* DATA SECTION *
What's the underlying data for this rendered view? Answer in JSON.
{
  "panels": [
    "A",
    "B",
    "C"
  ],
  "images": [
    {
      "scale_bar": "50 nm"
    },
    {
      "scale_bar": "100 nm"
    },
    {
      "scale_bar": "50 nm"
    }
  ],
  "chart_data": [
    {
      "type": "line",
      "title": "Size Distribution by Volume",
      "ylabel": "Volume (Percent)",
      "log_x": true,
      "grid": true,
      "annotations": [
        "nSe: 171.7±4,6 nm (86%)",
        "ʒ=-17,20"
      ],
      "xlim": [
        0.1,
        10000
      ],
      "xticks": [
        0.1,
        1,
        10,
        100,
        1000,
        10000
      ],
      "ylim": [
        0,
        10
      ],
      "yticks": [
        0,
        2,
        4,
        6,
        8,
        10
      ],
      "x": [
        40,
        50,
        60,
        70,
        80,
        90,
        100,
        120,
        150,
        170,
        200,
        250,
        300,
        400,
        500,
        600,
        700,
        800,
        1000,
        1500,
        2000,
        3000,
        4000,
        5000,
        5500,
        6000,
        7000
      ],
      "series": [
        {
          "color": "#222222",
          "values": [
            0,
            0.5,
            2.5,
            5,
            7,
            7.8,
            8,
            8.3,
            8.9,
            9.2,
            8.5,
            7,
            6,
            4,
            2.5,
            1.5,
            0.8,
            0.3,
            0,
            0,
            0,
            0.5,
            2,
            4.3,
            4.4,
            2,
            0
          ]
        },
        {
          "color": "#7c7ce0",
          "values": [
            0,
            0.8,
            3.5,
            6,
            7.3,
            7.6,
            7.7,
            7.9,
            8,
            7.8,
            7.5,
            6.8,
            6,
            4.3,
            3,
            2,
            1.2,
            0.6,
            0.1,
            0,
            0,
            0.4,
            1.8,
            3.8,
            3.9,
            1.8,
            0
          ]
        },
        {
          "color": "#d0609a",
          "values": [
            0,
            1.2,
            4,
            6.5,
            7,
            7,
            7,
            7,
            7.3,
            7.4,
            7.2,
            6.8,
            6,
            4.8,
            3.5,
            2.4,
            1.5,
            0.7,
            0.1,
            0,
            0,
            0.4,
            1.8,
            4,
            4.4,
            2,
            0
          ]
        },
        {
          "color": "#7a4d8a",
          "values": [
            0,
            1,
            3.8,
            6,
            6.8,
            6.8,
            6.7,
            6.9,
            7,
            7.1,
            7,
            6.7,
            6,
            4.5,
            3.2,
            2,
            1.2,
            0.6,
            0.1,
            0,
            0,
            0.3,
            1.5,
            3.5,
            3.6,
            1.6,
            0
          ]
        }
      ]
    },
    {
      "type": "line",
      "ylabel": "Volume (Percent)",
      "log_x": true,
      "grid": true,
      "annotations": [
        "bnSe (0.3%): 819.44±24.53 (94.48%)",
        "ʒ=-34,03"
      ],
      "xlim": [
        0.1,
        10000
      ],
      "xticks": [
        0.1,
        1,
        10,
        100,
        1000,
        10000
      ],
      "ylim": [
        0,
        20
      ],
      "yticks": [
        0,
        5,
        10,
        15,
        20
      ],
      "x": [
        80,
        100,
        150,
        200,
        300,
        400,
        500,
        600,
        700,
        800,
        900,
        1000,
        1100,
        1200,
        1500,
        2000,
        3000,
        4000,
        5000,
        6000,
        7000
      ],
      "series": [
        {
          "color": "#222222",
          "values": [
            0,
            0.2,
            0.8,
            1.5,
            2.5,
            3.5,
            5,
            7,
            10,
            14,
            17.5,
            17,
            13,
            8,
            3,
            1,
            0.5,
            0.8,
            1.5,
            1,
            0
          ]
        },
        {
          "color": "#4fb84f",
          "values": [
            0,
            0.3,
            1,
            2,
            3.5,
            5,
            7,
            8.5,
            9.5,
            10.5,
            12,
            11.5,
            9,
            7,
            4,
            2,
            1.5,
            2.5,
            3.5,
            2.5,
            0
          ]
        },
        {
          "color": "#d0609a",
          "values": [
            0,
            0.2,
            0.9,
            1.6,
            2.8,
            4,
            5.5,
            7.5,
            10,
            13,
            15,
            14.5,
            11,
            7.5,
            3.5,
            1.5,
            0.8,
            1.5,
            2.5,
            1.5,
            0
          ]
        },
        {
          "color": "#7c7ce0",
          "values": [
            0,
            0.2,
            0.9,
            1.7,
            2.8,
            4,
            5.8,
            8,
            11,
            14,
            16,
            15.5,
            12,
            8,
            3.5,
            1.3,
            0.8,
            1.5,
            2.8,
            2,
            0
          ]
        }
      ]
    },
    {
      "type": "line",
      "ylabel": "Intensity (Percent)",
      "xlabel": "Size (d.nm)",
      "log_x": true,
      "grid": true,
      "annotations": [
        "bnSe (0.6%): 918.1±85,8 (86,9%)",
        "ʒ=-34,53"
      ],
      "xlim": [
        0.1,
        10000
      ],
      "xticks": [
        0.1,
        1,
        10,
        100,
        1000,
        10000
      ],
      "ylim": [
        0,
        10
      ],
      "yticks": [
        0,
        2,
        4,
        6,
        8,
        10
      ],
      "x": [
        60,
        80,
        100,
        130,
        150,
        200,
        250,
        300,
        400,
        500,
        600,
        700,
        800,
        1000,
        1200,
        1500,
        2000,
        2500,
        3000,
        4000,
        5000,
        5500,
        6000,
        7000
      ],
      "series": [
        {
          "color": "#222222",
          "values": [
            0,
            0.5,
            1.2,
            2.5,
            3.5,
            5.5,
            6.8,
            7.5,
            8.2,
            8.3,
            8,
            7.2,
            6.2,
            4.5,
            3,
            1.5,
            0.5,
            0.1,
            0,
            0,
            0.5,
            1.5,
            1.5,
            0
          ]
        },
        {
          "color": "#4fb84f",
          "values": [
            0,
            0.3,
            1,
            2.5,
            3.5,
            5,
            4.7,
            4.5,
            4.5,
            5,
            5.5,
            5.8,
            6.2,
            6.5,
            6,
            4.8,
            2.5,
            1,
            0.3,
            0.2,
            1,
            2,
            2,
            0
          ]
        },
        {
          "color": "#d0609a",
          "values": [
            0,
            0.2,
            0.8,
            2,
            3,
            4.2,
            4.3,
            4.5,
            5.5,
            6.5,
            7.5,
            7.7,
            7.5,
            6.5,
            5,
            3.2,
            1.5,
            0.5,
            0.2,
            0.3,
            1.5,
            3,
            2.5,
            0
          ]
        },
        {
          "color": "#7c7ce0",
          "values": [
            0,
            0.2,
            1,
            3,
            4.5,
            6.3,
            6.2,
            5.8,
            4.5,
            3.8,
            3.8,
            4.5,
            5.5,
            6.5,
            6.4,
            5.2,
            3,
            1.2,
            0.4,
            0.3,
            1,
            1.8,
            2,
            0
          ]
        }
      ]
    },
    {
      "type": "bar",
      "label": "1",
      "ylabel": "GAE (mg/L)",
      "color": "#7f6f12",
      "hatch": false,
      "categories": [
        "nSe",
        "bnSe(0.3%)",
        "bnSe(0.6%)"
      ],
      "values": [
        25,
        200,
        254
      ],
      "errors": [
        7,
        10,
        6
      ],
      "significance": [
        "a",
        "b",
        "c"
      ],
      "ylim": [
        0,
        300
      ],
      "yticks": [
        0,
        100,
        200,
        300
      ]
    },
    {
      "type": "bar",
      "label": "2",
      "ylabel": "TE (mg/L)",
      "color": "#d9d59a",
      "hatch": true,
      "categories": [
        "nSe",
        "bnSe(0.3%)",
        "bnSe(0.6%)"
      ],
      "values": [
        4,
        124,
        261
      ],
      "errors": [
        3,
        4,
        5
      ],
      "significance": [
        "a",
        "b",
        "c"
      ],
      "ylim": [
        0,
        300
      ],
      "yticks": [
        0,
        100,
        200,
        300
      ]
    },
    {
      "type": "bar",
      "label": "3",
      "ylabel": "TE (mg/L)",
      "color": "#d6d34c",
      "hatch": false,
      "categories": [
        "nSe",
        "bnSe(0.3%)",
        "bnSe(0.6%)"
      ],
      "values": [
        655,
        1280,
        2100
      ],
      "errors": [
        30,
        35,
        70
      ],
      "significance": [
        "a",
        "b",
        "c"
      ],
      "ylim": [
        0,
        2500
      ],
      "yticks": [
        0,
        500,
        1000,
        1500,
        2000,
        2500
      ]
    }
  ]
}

* TASK BRIEF *
Gather every line from the listing above in which the word "Size" appears.

* EXERCISE RESULT *
      "title": "Size Distribution by Volume",
      "xlabel": "Size (d.nm)",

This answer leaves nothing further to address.